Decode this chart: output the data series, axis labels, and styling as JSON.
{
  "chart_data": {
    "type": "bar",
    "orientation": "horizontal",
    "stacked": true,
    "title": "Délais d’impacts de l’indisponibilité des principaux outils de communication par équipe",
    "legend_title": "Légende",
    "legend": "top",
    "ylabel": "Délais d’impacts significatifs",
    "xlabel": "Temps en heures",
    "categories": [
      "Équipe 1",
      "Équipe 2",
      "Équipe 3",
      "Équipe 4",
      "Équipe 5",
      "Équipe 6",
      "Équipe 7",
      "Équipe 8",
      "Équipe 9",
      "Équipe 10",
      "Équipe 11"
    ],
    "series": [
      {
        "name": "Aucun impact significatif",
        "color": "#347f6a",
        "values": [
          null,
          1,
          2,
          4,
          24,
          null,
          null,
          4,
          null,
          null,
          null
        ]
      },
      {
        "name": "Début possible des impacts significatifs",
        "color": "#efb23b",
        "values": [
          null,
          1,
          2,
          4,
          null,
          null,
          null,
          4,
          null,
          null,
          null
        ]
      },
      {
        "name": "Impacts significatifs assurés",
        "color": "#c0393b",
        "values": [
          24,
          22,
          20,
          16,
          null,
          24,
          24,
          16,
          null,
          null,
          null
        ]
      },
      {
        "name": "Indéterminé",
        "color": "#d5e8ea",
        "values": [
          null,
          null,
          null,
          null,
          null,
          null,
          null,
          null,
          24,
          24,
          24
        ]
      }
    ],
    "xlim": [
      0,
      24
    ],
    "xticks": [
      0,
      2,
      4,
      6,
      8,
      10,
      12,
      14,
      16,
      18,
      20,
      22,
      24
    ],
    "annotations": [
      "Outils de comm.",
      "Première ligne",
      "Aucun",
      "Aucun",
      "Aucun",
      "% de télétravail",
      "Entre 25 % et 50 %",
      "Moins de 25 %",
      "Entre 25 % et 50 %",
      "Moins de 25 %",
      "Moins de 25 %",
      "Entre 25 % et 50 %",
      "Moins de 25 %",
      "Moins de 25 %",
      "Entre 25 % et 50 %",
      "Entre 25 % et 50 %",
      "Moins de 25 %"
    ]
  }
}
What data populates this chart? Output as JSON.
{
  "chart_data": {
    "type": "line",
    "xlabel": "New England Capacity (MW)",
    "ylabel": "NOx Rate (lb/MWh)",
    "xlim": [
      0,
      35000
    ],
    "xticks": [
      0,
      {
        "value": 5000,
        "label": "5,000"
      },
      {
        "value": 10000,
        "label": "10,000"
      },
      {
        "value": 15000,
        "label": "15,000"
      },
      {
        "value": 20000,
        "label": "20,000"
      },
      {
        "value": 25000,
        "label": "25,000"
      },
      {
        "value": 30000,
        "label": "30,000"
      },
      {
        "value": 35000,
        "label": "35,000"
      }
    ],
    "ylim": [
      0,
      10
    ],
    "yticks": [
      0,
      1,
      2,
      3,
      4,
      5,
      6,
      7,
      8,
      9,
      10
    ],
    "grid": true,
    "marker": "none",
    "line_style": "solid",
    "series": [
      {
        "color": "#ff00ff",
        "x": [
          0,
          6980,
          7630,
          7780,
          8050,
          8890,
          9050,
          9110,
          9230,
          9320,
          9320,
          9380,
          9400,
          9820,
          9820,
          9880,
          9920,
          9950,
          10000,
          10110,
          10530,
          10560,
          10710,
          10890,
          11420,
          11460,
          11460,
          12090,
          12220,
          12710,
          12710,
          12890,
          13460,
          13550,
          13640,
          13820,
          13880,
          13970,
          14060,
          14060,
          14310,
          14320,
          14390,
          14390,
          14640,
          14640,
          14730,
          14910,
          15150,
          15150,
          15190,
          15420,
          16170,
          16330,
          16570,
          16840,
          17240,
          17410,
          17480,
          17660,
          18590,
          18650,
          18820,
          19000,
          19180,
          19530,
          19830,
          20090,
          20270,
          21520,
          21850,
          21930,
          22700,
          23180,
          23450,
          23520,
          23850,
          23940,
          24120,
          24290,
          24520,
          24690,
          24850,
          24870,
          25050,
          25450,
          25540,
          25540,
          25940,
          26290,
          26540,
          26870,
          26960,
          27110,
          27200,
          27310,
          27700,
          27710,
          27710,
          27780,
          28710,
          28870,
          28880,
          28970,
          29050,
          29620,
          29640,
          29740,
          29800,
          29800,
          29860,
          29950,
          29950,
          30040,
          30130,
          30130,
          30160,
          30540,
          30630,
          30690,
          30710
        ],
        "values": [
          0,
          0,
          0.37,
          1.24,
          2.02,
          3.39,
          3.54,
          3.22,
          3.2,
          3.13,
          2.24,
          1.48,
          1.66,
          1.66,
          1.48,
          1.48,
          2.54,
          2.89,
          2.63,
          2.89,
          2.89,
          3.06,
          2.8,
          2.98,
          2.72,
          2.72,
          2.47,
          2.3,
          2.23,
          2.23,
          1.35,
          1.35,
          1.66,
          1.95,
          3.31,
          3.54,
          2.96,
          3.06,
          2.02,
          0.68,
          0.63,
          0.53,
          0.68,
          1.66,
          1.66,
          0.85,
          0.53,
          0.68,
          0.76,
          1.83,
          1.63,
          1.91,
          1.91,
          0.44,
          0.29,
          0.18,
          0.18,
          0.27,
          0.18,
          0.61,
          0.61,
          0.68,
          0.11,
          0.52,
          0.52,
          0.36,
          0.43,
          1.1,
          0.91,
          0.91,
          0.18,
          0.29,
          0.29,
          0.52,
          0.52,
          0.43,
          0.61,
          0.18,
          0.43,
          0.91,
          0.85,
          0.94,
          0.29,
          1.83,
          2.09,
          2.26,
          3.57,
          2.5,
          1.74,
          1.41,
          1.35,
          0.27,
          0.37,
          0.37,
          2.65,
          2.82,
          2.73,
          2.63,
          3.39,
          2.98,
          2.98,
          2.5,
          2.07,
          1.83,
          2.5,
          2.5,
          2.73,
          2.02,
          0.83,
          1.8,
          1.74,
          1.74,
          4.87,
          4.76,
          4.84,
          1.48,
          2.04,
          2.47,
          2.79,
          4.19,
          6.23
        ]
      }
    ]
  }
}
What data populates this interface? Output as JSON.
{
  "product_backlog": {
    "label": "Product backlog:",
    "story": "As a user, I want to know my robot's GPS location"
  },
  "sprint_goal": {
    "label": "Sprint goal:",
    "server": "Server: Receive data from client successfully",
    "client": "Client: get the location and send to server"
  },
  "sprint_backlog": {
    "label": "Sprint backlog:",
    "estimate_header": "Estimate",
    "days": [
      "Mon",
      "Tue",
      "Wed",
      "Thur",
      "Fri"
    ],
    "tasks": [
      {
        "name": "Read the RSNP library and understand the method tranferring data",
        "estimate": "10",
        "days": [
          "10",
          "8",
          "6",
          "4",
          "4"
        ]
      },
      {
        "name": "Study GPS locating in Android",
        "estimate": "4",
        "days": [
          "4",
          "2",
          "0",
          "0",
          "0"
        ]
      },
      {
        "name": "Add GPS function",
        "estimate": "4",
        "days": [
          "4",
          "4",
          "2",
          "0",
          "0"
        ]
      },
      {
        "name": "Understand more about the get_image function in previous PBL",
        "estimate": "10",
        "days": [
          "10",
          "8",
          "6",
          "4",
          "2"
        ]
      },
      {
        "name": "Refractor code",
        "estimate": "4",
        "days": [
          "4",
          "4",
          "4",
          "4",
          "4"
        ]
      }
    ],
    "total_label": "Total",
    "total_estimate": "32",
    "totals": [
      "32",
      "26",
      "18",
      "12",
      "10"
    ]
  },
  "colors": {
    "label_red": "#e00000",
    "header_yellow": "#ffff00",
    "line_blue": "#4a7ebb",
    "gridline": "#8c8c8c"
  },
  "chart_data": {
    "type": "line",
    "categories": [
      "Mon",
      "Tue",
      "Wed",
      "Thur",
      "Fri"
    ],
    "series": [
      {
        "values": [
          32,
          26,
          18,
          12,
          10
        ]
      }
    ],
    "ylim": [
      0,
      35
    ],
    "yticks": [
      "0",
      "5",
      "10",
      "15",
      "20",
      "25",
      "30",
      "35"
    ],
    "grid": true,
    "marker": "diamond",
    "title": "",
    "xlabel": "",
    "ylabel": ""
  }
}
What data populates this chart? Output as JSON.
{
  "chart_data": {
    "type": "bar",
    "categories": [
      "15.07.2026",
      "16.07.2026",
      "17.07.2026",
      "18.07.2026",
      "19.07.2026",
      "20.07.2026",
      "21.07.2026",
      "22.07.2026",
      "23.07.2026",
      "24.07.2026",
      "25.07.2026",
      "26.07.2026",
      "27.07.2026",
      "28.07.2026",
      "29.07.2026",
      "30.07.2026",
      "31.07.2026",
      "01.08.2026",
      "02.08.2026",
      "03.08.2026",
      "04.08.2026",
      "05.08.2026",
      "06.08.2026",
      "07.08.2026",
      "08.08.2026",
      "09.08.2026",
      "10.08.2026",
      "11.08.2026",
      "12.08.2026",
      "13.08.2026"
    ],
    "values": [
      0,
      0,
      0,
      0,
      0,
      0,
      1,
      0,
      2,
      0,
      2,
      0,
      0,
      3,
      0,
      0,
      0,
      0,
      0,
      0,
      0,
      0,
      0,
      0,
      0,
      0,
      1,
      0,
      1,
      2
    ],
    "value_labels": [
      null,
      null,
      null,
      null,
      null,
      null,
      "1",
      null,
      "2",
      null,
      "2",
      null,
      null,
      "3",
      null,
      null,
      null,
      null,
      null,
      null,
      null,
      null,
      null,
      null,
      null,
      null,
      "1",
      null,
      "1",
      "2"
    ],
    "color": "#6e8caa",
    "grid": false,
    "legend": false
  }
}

Work to do
Wherever the string "ylabel" appears in the entries above, list that line.

Task output
    "ylabel": "Délais d’impacts significatifs",
    "ylabel": "NOx Rate (lb/MWh)",
    "ylabel": ""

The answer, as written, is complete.